Begin Excerpted data

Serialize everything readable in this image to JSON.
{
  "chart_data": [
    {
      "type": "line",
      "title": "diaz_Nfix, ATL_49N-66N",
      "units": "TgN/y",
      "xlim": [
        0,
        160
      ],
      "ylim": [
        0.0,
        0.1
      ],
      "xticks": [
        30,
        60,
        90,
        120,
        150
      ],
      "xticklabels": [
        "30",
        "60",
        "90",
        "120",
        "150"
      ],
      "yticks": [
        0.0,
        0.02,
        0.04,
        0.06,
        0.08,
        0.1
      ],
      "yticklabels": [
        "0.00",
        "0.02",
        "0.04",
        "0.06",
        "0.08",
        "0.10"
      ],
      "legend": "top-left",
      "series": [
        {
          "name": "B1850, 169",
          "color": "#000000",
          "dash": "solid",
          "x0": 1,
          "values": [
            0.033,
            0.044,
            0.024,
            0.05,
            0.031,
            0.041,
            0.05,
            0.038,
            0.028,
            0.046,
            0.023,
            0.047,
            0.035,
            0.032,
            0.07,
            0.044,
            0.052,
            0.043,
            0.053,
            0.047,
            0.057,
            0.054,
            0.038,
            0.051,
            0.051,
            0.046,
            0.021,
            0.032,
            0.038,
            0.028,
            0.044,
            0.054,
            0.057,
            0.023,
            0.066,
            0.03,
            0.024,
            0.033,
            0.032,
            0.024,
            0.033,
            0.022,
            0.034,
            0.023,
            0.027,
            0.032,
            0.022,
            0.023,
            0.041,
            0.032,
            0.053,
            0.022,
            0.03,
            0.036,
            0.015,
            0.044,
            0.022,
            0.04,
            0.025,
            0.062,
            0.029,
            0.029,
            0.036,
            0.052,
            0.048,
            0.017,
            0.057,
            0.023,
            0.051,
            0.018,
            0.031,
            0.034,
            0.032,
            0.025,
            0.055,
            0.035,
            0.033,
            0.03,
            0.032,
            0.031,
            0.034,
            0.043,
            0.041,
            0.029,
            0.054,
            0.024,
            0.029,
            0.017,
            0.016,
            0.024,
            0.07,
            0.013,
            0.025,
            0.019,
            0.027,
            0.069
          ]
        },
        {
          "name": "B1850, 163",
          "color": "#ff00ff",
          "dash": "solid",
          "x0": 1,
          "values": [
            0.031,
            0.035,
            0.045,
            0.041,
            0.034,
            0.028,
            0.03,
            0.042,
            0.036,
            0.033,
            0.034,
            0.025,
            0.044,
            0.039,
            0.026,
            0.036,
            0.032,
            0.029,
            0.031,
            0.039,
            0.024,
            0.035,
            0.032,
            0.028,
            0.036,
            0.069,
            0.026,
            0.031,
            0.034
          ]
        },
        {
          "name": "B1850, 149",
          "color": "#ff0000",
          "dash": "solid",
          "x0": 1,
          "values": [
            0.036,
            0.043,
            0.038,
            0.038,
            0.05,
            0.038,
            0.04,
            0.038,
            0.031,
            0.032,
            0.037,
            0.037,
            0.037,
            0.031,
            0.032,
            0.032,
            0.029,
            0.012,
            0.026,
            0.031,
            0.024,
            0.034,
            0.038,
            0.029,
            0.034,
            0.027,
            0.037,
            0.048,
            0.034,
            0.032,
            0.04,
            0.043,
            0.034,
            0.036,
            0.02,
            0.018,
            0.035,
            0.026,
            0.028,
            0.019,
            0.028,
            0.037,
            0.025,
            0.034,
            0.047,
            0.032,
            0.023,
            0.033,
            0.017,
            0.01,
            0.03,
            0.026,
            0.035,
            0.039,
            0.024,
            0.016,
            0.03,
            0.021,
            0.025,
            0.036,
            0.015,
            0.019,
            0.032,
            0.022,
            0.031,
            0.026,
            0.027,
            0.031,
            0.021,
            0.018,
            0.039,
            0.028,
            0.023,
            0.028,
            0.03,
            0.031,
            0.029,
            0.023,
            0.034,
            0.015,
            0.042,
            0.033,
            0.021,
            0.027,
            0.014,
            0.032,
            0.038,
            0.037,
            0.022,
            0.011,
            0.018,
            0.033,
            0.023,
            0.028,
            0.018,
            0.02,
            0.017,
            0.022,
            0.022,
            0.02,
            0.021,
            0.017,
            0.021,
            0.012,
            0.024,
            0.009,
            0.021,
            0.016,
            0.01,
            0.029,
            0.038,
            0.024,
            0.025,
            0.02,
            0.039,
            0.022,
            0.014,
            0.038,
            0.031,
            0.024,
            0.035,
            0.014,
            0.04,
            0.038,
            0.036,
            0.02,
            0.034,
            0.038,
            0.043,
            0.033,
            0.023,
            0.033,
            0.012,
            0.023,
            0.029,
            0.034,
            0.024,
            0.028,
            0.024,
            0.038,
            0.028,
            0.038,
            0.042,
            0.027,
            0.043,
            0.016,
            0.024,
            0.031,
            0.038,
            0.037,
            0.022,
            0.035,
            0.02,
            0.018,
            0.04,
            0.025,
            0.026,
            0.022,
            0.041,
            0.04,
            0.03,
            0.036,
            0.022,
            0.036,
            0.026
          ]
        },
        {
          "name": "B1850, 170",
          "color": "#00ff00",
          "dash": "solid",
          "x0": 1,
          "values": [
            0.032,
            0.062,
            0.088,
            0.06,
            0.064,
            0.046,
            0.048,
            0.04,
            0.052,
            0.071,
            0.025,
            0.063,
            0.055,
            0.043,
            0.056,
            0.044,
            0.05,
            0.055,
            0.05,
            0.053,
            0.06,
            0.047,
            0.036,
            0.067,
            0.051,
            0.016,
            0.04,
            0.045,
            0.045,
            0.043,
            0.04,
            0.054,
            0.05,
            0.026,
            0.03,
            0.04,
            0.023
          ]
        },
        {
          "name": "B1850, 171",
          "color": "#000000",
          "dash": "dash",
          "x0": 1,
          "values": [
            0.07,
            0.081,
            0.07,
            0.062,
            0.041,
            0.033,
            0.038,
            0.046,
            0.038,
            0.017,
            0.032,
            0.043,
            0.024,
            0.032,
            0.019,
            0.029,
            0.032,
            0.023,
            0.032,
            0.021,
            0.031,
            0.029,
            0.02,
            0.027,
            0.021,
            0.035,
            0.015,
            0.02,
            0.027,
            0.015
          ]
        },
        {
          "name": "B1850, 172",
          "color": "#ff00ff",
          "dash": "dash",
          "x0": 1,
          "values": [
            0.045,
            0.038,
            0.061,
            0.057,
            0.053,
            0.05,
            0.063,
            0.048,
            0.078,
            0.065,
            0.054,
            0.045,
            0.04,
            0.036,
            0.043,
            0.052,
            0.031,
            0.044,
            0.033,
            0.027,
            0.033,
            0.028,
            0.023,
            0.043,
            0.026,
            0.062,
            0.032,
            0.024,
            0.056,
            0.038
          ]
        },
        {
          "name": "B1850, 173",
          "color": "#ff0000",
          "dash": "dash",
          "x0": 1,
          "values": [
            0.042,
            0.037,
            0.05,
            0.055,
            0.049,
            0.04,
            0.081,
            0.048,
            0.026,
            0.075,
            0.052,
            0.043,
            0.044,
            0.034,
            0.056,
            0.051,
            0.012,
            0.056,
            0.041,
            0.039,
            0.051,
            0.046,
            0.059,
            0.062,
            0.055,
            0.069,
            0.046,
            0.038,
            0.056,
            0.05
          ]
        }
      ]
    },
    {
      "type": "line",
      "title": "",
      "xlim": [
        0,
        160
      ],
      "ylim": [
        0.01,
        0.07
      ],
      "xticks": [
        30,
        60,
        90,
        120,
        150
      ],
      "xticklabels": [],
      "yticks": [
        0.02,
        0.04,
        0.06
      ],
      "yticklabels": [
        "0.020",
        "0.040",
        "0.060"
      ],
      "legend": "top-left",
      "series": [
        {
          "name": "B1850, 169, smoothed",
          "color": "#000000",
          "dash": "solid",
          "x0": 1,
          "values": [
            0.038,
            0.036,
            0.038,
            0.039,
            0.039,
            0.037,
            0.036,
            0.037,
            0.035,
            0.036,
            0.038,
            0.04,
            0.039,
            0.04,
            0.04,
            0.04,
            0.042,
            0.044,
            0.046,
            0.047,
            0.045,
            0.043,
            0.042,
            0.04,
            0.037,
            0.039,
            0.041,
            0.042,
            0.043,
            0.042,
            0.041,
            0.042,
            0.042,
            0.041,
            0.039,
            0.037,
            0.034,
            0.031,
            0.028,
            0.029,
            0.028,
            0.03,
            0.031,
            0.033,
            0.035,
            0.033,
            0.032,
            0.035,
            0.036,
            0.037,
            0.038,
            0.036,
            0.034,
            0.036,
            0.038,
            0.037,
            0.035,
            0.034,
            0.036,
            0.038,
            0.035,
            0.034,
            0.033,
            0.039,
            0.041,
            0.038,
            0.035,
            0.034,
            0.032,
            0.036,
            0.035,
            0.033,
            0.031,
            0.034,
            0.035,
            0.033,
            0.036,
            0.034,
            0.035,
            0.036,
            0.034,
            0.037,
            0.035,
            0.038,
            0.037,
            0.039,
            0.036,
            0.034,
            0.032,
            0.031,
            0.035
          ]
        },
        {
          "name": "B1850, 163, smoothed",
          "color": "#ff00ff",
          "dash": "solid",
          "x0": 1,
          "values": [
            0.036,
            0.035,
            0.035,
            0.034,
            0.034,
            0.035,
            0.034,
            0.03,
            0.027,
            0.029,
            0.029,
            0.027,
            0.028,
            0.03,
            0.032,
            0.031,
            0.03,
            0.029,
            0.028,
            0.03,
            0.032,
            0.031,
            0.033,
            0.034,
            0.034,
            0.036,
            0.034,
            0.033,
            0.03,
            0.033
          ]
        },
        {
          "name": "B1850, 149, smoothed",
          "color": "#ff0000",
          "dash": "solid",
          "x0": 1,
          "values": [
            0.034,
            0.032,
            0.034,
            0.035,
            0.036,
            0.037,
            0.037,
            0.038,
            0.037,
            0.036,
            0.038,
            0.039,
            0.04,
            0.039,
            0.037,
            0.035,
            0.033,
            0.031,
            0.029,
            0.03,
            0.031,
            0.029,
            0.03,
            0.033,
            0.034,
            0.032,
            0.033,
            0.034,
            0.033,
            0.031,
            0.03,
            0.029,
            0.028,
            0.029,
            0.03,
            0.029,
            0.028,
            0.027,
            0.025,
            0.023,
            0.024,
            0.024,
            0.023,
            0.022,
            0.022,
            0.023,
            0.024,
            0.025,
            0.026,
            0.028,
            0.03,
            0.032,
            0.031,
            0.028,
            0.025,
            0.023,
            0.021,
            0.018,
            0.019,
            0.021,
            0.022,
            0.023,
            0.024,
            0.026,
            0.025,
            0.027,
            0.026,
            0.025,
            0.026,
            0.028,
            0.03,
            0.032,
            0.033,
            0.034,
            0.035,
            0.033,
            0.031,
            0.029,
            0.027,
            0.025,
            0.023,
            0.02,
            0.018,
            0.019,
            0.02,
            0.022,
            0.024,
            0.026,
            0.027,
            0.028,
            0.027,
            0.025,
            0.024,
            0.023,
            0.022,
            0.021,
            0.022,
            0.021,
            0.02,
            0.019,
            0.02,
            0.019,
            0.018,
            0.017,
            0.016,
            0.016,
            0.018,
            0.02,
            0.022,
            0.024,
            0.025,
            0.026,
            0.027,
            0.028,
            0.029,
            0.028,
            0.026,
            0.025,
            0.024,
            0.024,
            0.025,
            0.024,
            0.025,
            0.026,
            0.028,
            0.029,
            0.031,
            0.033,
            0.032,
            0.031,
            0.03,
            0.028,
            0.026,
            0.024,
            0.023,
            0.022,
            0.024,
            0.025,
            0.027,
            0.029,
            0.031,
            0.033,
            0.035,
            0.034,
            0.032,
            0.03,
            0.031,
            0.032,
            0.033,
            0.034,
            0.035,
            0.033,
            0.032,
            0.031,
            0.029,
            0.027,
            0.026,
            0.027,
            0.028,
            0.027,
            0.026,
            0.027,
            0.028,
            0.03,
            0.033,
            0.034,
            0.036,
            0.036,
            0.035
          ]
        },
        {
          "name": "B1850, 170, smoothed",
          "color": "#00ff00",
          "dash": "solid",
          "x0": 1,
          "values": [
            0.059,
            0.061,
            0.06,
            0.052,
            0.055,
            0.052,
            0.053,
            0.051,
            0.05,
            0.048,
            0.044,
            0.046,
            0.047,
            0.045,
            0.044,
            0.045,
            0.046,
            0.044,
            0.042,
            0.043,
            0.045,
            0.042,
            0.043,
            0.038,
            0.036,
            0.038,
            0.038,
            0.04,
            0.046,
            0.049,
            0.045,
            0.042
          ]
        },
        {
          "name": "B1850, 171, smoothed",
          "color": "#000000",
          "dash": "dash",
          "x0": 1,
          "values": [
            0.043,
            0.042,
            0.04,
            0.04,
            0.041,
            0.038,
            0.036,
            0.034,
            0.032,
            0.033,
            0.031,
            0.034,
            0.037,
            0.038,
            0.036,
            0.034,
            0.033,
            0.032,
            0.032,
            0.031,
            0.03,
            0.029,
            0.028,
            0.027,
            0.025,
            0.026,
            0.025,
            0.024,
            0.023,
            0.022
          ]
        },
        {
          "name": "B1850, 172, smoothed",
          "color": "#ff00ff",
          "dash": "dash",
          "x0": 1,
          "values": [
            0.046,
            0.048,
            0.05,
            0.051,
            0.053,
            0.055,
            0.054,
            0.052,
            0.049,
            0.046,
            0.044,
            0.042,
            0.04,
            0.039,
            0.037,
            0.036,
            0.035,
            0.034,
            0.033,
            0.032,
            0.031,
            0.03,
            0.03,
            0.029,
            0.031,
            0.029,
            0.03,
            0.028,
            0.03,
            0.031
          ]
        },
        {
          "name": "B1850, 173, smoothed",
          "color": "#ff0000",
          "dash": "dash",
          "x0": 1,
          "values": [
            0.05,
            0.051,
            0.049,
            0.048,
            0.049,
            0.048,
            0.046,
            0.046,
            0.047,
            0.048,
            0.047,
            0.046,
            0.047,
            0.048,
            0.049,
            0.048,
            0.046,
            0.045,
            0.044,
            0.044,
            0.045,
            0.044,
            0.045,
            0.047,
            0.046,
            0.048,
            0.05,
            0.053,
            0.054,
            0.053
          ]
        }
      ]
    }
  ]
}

End Excerpted data

→ **To be done**: Pull out each line of the records holding the string "smoothed".

→ **Expected answer**:
          "name": "B1850, 169, smoothed",
          "name": "B1850, 163, smoothed",
          "name": "B1850, 149, smoothed",
          "name": "B1850, 170, smoothed",
          "name": "B1850, 171, smoothed",
          "name": "B1850, 172, smoothed",
          "name": "B1850, 173, smoothed",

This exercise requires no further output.